◆ WHAT TO PRODUCE: Which lines include the word "会东县城乡规划建设和住房保障局"? Copy each of them.

____ STORED RECORDS

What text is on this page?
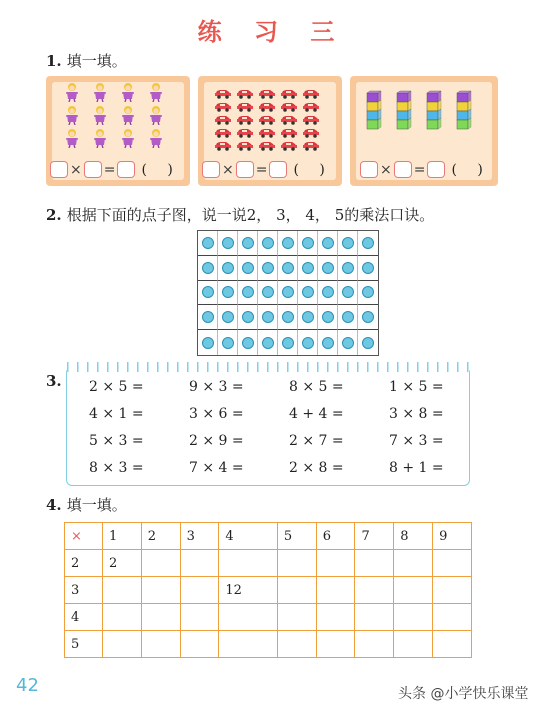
练 习 三
1. 填一填。
× = ( )	× = ( )	× = ( )
2. 根据下面的点子图，说一说2， 3， 4， 5的乘法口诀。
3. 2 × 5 =	9 × 3 =	8 × 5 =	1 × 5 =
4 × 1 =	3 × 6 =	4 + 4 =	3 × 8 =
5 × 3 =	2 × 9 =	2 × 7 =	7 × 3 =
8 × 3 =	7 × 4 =	2 × 8 =	8 + 1 =
4. 填一填。
×	1	2	3	4	5	6	7	8	9
2	2								
3				12					
4									
5									
42	头条 @小学快乐课堂
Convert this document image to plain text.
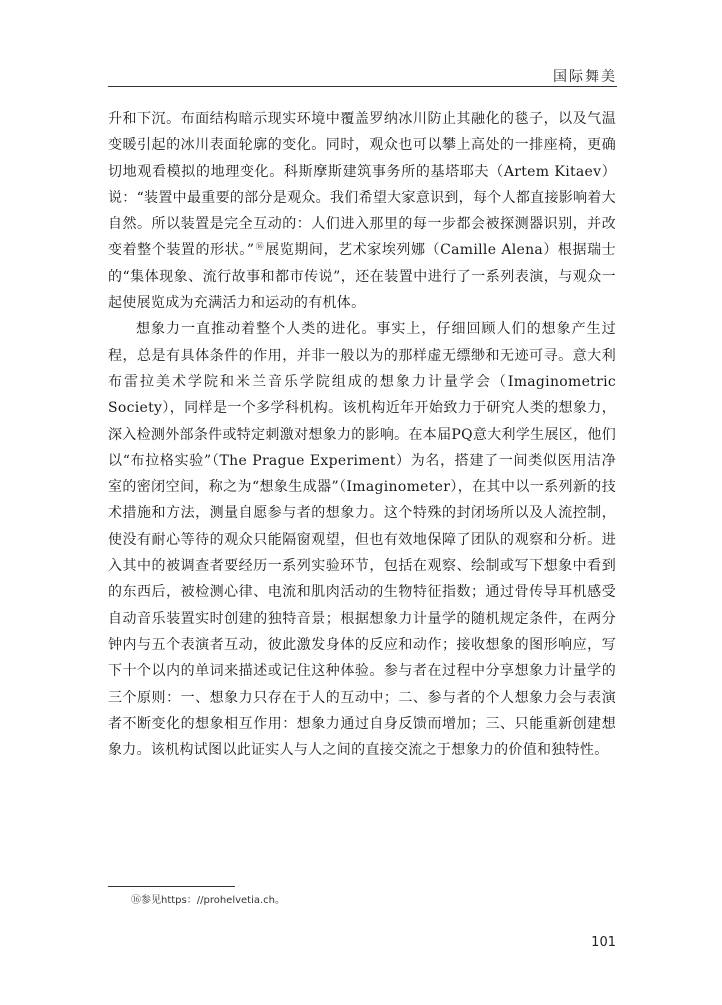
国际舞美

升和下沉。布面结构暗示现实环境中覆盖罗纳冰川防止其融化的毯子，以及气温变暖引起的冰川表面轮廓的变化。同时，观众也可以攀上高处的一排座椅，更确切地观看模拟的地理变化。科斯摩斯建筑事务所的基塔耶夫（Artem Kitaev）说：“装置中最重要的部分是观众。我们希望大家意识到，每个人都直接影响着大自然。所以装置是完全互动的：人们进入那里的每一步都会被探测器识别，并改变着整个装置的形状。”⑯展览期间，艺术家埃列娜（Camille Alena）根据瑞士的“集体现象、流行故事和都市传说”，还在装置中进行了一系列表演，与观众一起使展览成为充满活力和运动的有机体。

想象力一直推动着整个人类的进化。事实上，仔细回顾人们的想象产生过程，总是有具体条件的作用，并非一般以为的那样虚无缥缈和无迹可寻。意大利布雷拉美术学院和米兰音乐学院组成的想象力计量学会（Imaginometric Society），同样是一个多学科机构。该机构近年开始致力于研究人类的想象力，深入检测外部条件或特定刺激对想象力的影响。在本届PQ意大利学生展区，他们以“布拉格实验”（The Prague Experiment）为名，搭建了一间类似医用洁净室的密闭空间，称之为“想象生成器”（Imaginometer），在其中以一系列新的技术措施和方法，测量自愿参与者的想象力。这个特殊的封闭场所以及人流控制，使没有耐心等待的观众只能隔窗观望，但也有效地保障了团队的观察和分析。进入其中的被调查者要经历一系列实验环节，包括在观察、绘制或写下想象中看到的东西后，被检测心律、电流和肌肉活动的生物特征指数；通过骨传导耳机感受自动音乐装置实时创建的独特音景；根据想象力计量学的随机规定条件，在两分钟内与五个表演者互动，彼此激发身体的反应和动作；接收想象的图形响应，写下十个以内的单词来描述或记住这种体验。参与者在过程中分享想象力计量学的三个原则：一、想象力只存在于人的互动中；二、参与者的个人想象力会与表演者不断变化的想象相互作用：想象力通过自身反馈而增加；三、只能重新创建想象力。该机构试图以此证实人与人之间的直接交流之于想象力的价值和独特性。

⑯参见https：//prohelvetia.ch。
101
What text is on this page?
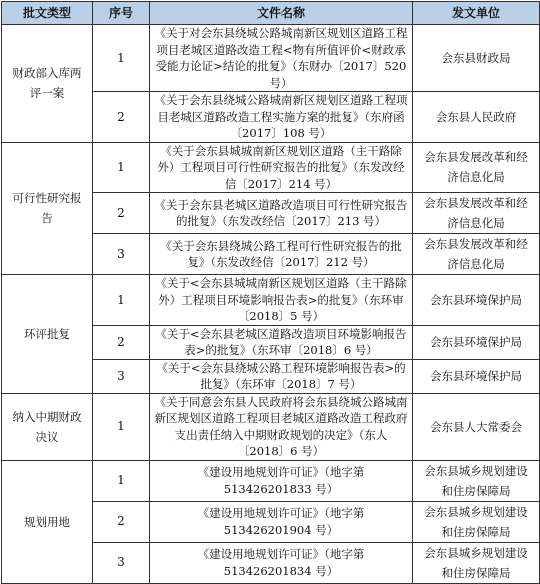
批文类型	序号	文件名称	发文单位
财政部入库两评一案	1	《关于对会东县绕城公路城南新区规划区道路工程项目老城区道路改造工程<物有所值评价<财政承受能力论证>结论的批复》（东财办〔2017〕520 号）	会东县财政局
	2	《关于会东县绕城公路城南新区规划区道路工程项目老城区道路改造工程实施方案的批复》（东府函〔2017〕108 号）	会东县人民政府
可行性研究报告	1	《关于会东县城城南新区规划区道路（主干路除外）工程项目可行性研究报告的批复》（东发改经信〔2017〕214 号）	会东县发展改革和经济信息化局
	2	《关于会东县老城区道路改造项目可行性研究报告的批复》（东发改经信〔2017〕213 号）	会东县发展改革和经济信息化局
	3	《关于会东县绕城公路工程可行性研究报告的批复》（东发改经信〔2017〕212 号）	会东县发展改革和经济信息化局
环评批复	1	《关于<会东县城城南新区规划区道路（主干路除外）工程项目环境影响报告表>的批复》（东环审〔2018〕5 号）	会东县环境保护局
	2	《关于<会东县老城区道路改造项目环境影响报告表>的批复》（东环审〔2018〕6 号）	会东县环境保护局
	3	《关于<会东县绕城公路工程环境影响报告表>的批复》（东环审〔2018〕7 号）	会东县环境保护局
纳入中期财政决议	1	《关于同意会东县人民政府将会东县绕城公路城南新区规划区道路工程项目老城区道路改造工程政府支出责任纳入中期财政规划的决定》（东人〔2018〕6 号）	会东县人大常委会
规划用地	1	《建设用地规划许可证》（地字第513426201833 号）	会东县城乡规划建设和住房保障局
	2	《建设用地规划许可证》（地字第513426201904 号）	会东县城乡规划建设和住房保障局
	3	《建设用地规划许可证》（地字第513426201834 号）	会东县城乡规划建设和住房保障局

________

◆ CORRECT OUTPUT:
规划用地	1	《建设用地规划许可证》（地字第513426201833 号）	会东县城乡规划建设和住房保障局
	2	《建设用地规划许可证》（地字第513426201904 号）	会东县城乡规划建设和住房保障局
	3	《建设用地规划许可证》（地字第513426201834 号）	会东县城乡规划建设和住房保障局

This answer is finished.